● Your objective
Write the listing below out again exactly, dropping the images.

● Supplied data
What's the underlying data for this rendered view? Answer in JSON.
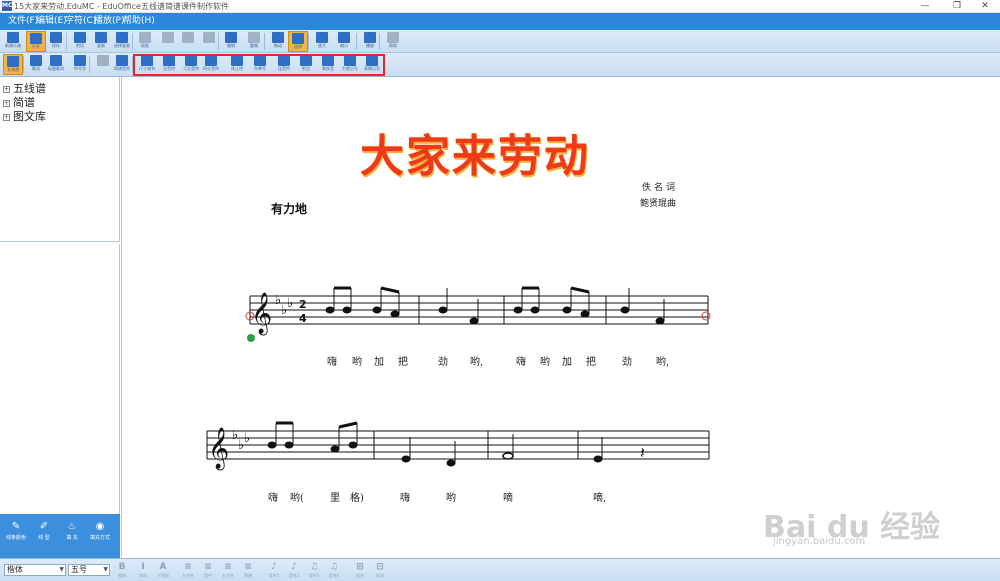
{
  "window": {
    "title": "15大家来劳动.EduMC - EduOffice五线谱简谱课件制作软件",
    "icon_text": "MC",
    "minimize": "—",
    "maximize": "❐",
    "close": "✕"
  },
  "menu": [
    {
      "label": "文件(F)"
    },
    {
      "label": "编辑(E)"
    },
    {
      "label": "字符(C)"
    },
    {
      "label": "播放(P)"
    },
    {
      "label": "帮助(H)"
    }
  ],
  "toolbar1": [
    {
      "label": "新建乐谱",
      "icon": "new-file-icon",
      "color": "#2e6fc4"
    },
    {
      "label": "打开",
      "icon": "open-folder-icon",
      "color": "#2e6fc4",
      "active": true
    },
    {
      "label": "保存",
      "icon": "save-icon",
      "color": "#2e6fc4"
    },
    {
      "label": "剪切",
      "icon": "cut-icon",
      "color": "#2e6fc4"
    },
    {
      "label": "复制",
      "icon": "copy-icon",
      "color": "#2e6fc4"
    },
    {
      "label": "选择复制",
      "icon": "select-copy-icon",
      "color": "#2e6fc4"
    },
    {
      "label": "粘贴",
      "icon": "paste-icon",
      "color": "#9fb1c4"
    },
    {
      "label": "",
      "icon": "note-tool-1-icon",
      "color": "#9fb1c4"
    },
    {
      "label": "",
      "icon": "note-tool-2-icon",
      "color": "#9fb1c4"
    },
    {
      "label": "",
      "icon": "note-tool-3-icon",
      "color": "#9fb1c4"
    },
    {
      "label": "撤销",
      "icon": "undo-icon",
      "color": "#2e6fc4"
    },
    {
      "label": "重做",
      "icon": "redo-icon",
      "color": "#9fb1c4"
    },
    {
      "label": "拖动",
      "icon": "hand-icon",
      "color": "#2e6fc4"
    },
    {
      "label": "选择",
      "icon": "pointer-icon",
      "color": "#2e6fc4",
      "active": true
    },
    {
      "label": "放大",
      "icon": "zoom-in-icon",
      "color": "#2e6fc4"
    },
    {
      "label": "缩小",
      "icon": "zoom-out-icon",
      "color": "#2e6fc4"
    },
    {
      "label": "播放",
      "icon": "play-icon",
      "color": "#2e6fc4"
    },
    {
      "label": "帮助",
      "icon": "help-icon",
      "color": "#9fb1c4"
    }
  ],
  "toolbar2": [
    {
      "label": "五线谱",
      "icon": "staff-mode-icon",
      "color": "#2e6fc4",
      "active": true
    },
    {
      "label": "歌词",
      "icon": "lyrics-icon",
      "color": "#2e6fc4"
    },
    {
      "label": "标题歌词",
      "icon": "text-cursor-icon",
      "color": "#2e6fc4"
    },
    {
      "label": "符号字",
      "icon": "symbol-text-icon",
      "color": "#2e6fc4"
    },
    {
      "label": "",
      "icon": "chord-icon",
      "color": "#9fb1c4"
    },
    {
      "label": "简谱音符",
      "icon": "numbered-notation-icon",
      "color": "#2e6fc4"
    },
    {
      "label": "尺寸调节",
      "icon": "ruler-icon",
      "color": "#2e6fc4"
    },
    {
      "label": "全音符",
      "icon": "whole-note-icon",
      "color": "#2e6fc4"
    },
    {
      "label": "二分音符",
      "icon": "half-note-icon",
      "color": "#2e6fc4"
    },
    {
      "label": "四分音符",
      "icon": "quarter-note-icon",
      "color": "#2e6fc4"
    },
    {
      "label": "休止符",
      "icon": "rest-icon",
      "color": "#2e6fc4"
    },
    {
      "label": "升降号",
      "icon": "accidental-icon",
      "color": "#2e6fc4"
    },
    {
      "label": "连音符",
      "icon": "tuplet-icon",
      "color": "#2e6fc4"
    },
    {
      "label": "附点",
      "icon": "dot-icon",
      "color": "#2e6fc4"
    },
    {
      "label": "装饰音",
      "icon": "grace-note-icon",
      "color": "#2e6fc4"
    },
    {
      "label": "力度记号",
      "icon": "dynamics-icon",
      "color": "#2e6fc4"
    },
    {
      "label": "表情记号",
      "icon": "expression-icon",
      "color": "#2e6fc4"
    },
    {
      "label": "演奏记号",
      "icon": "articulation-icon",
      "color": "#2e6fc4"
    }
  ],
  "tree": [
    {
      "label": "五线谱",
      "expander": "+"
    },
    {
      "label": "简谱",
      "expander": "+"
    },
    {
      "label": "图文库",
      "expander": "+"
    }
  ],
  "left_tools": [
    {
      "label": "线条颜色",
      "icon": "line-color-icon",
      "glyph": "✎"
    },
    {
      "label": "线 型",
      "icon": "line-style-icon",
      "glyph": "✐"
    },
    {
      "label": "填 充",
      "icon": "fill-icon",
      "glyph": "♨"
    },
    {
      "label": "填充方式",
      "icon": "fill-mode-icon",
      "glyph": "◉"
    }
  ],
  "score": {
    "title": "大家来劳动",
    "tempo": "有力地",
    "lyricist": "佚名词",
    "composer": "鲍贤琨曲",
    "key_signature": "E♭ major",
    "time_signature": "2/4",
    "line1_lyrics": [
      "嗨",
      "哟",
      "加",
      "把",
      "劲",
      "哟,",
      "嗨",
      "哟",
      "加",
      "把",
      "劲",
      "哟,"
    ],
    "line2_lyrics": [
      "嗨",
      "哟(",
      "里",
      "格)",
      "嗨",
      "哟",
      "嘀",
      "嘀,"
    ]
  },
  "formatbar": {
    "font": "楷体",
    "size": "五号",
    "buttons": [
      {
        "label": "粗体",
        "glyph": "B"
      },
      {
        "label": "斜体",
        "glyph": "I"
      },
      {
        "label": "下划线",
        "glyph": "A"
      },
      {
        "label": "左对齐",
        "glyph": "≡"
      },
      {
        "label": "居中",
        "glyph": "≡"
      },
      {
        "label": "右对齐",
        "glyph": "≡"
      },
      {
        "label": "两端",
        "glyph": "≡"
      },
      {
        "label": "音符1",
        "glyph": "♪"
      },
      {
        "label": "音符2",
        "glyph": "♪"
      },
      {
        "label": "音符3",
        "glyph": "♫"
      },
      {
        "label": "音符4",
        "glyph": "♫"
      },
      {
        "label": "组合",
        "glyph": "⊞"
      },
      {
        "label": "取消",
        "glyph": "⊟"
      }
    ]
  },
  "watermark": {
    "main": "Bai du 经验",
    "sub": "jingyan.baidu.com"
  },
  "colors": {
    "menubar": "#2b87d8",
    "highlight": "#e8262a",
    "title_red": "#ef3a1a",
    "active_button": "#f2b34a"
  }
}
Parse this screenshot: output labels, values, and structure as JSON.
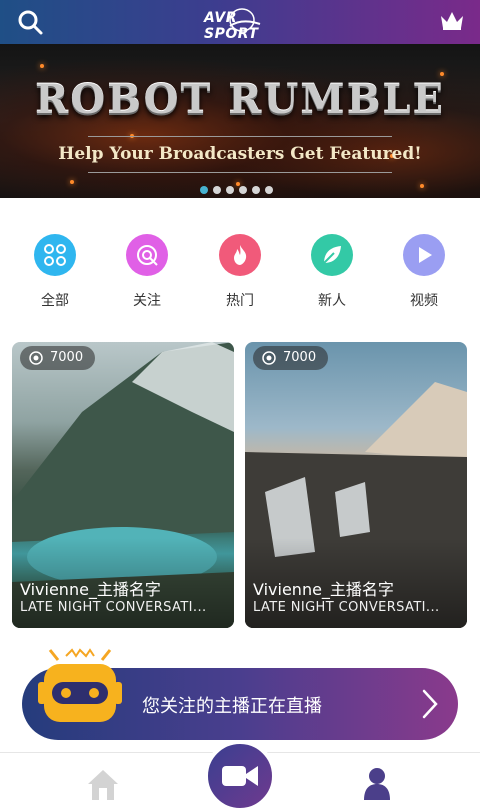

● Correct result
What's the underlying data for this rendered view? Answer in JSON.
{
  "window": {
    "title": "15大家来劳动.EduMC - EduOffice五线谱简谱课件制作软件",
    "icon_text": "MC",
    "minimize": "—",
    "maximize": "❐",
    "close": "✕"
  },
  "menu": [
    {
      "label": "文件(F)"
    },
    {
      "label": "编辑(E)"
    },
    {
      "label": "字符(C)"
    },
    {
      "label": "播放(P)"
    },
    {
      "label": "帮助(H)"
    }
  ],
  "toolbar1": [
    {
      "label": "新建乐谱",
      "icon": "new-file-icon",
      "color": "#2e6fc4"
    },
    {
      "label": "打开",
      "icon": "open-folder-icon",
      "color": "#2e6fc4",
      "active": true
    },
    {
      "label": "保存",
      "icon": "save-icon",
      "color": "#2e6fc4"
    },
    {
      "label": "剪切",
      "icon": "cut-icon",
      "color": "#2e6fc4"
    },
    {
      "label": "复制",
      "icon": "copy-icon",
      "color": "#2e6fc4"
    },
    {
      "label": "选择复制",
      "icon": "select-copy-icon",
      "color": "#2e6fc4"
    },
    {
      "label": "粘贴",
      "icon": "paste-icon",
      "color": "#9fb1c4"
    },
    {
      "label": "",
      "icon": "note-tool-1-icon",
      "color": "#9fb1c4"
    },
    {
      "label": "",
      "icon": "note-tool-2-icon",
      "color": "#9fb1c4"
    },
    {
      "label": "",
      "icon": "note-tool-3-icon",
      "color": "#9fb1c4"
    },
    {
      "label": "撤销",
      "icon": "undo-icon",
      "color": "#2e6fc4"
    },
    {
      "label": "重做",
      "icon": "redo-icon",
      "color": "#9fb1c4"
    },
    {
      "label": "拖动",
      "icon": "hand-icon",
      "color": "#2e6fc4"
    },
    {
      "label": "选择",
      "icon": "pointer-icon",
      "color": "#2e6fc4",
      "active": true
    },
    {
      "label": "放大",
      "icon": "zoom-in-icon",
      "color": "#2e6fc4"
    },
    {
      "label": "缩小",
      "icon": "zoom-out-icon",
      "color": "#2e6fc4"
    },
    {
      "label": "播放",
      "icon": "play-icon",
      "color": "#2e6fc4"
    },
    {
      "label": "帮助",
      "icon": "help-icon",
      "color": "#9fb1c4"
    }
  ],
  "toolbar2": [
    {
      "label": "五线谱",
      "icon": "staff-mode-icon",
      "color": "#2e6fc4",
      "active": true
    },
    {
      "label": "歌词",
      "icon": "lyrics-icon",
      "color": "#2e6fc4"
    },
    {
      "label": "标题歌词",
      "icon": "text-cursor-icon",
      "color": "#2e6fc4"
    },
    {
      "label": "符号字",
      "icon": "symbol-text-icon",
      "color": "#2e6fc4"
    },
    {
      "label": "",
      "icon": "chord-icon",
      "color": "#9fb1c4"
    },
    {
      "label": "简谱音符",
      "icon": "numbered-notation-icon",
      "color": "#2e6fc4"
    },
    {
      "label": "尺寸调节",
      "icon": "ruler-icon",
      "color": "#2e6fc4"
    },
    {
      "label": "全音符",
      "icon": "whole-note-icon",
      "color": "#2e6fc4"
    },
    {
      "label": "二分音符",
      "icon": "half-note-icon",
      "color": "#2e6fc4"
    },
    {
      "label": "四分音符",
      "icon": "quarter-note-icon",
      "color": "#2e6fc4"
    },
    {
      "label": "休止符",
      "icon": "rest-icon",
      "color": "#2e6fc4"
    },
    {
      "label": "升降号",
      "icon": "accidental-icon",
      "color": "#2e6fc4"
    },
    {
      "label": "连音符",
      "icon": "tuplet-icon",
      "color": "#2e6fc4"
    },
    {
      "label": "附点",
      "icon": "dot-icon",
      "color": "#2e6fc4"
    },
    {
      "label": "装饰音",
      "icon": "grace-note-icon",
      "color": "#2e6fc4"
    },
    {
      "label": "力度记号",
      "icon": "dynamics-icon",
      "color": "#2e6fc4"
    },
    {
      "label": "表情记号",
      "icon": "expression-icon",
      "color": "#2e6fc4"
    },
    {
      "label": "演奏记号",
      "icon": "articulation-icon",
      "color": "#2e6fc4"
    }
  ],
  "tree": [
    {
      "label": "五线谱",
      "expander": "+"
    },
    {
      "label": "简谱",
      "expander": "+"
    },
    {
      "label": "图文库",
      "expander": "+"
    }
  ],
  "left_tools": [
    {
      "label": "线条颜色",
      "icon": "line-color-icon",
      "glyph": "✎"
    },
    {
      "label": "线 型",
      "icon": "line-style-icon",
      "glyph": "✐"
    },
    {
      "label": "填 充",
      "icon": "fill-icon",
      "glyph": "♨"
    },
    {
      "label": "填充方式",
      "icon": "fill-mode-icon",
      "glyph": "◉"
    }
  ],
  "score": {
    "title": "大家来劳动",
    "tempo": "有力地",
    "lyricist": "佚名词",
    "composer": "鲍贤琨曲",
    "key_signature": "E♭ major",
    "time_signature": "2/4",
    "line1_lyrics": [
      "嗨",
      "哟",
      "加",
      "把",
      "劲",
      "哟,",
      "嗨",
      "哟",
      "加",
      "把",
      "劲",
      "哟,"
    ],
    "line2_lyrics": [
      "嗨",
      "哟(",
      "里",
      "格)",
      "嗨",
      "哟",
      "嘀",
      "嘀,"
    ]
  },
  "formatbar": {
    "font": "楷体",
    "size": "五号",
    "buttons": [
      {
        "label": "粗体",
        "glyph": "B"
      },
      {
        "label": "斜体",
        "glyph": "I"
      },
      {
        "label": "下划线",
        "glyph": "A"
      },
      {
        "label": "左对齐",
        "glyph": "≡"
      },
      {
        "label": "居中",
        "glyph": "≡"
      },
      {
        "label": "右对齐",
        "glyph": "≡"
      },
      {
        "label": "两端",
        "glyph": "≡"
      },
      {
        "label": "音符1",
        "glyph": "♪"
      },
      {
        "label": "音符2",
        "glyph": "♪"
      },
      {
        "label": "音符3",
        "glyph": "♫"
      },
      {
        "label": "音符4",
        "glyph": "♫"
      },
      {
        "label": "组合",
        "glyph": "⊞"
      },
      {
        "label": "取消",
        "glyph": "⊟"
      }
    ]
  },
  "watermark": {
    "main": "Bai du 经验",
    "sub": "jingyan.baidu.com"
  },
  "colors": {
    "menubar": "#2b87d8",
    "highlight": "#e8262a",
    "title_red": "#ef3a1a",
    "active_button": "#f2b34a"
  }
}
Parse this screenshot: output labels, values, and structure as JSON.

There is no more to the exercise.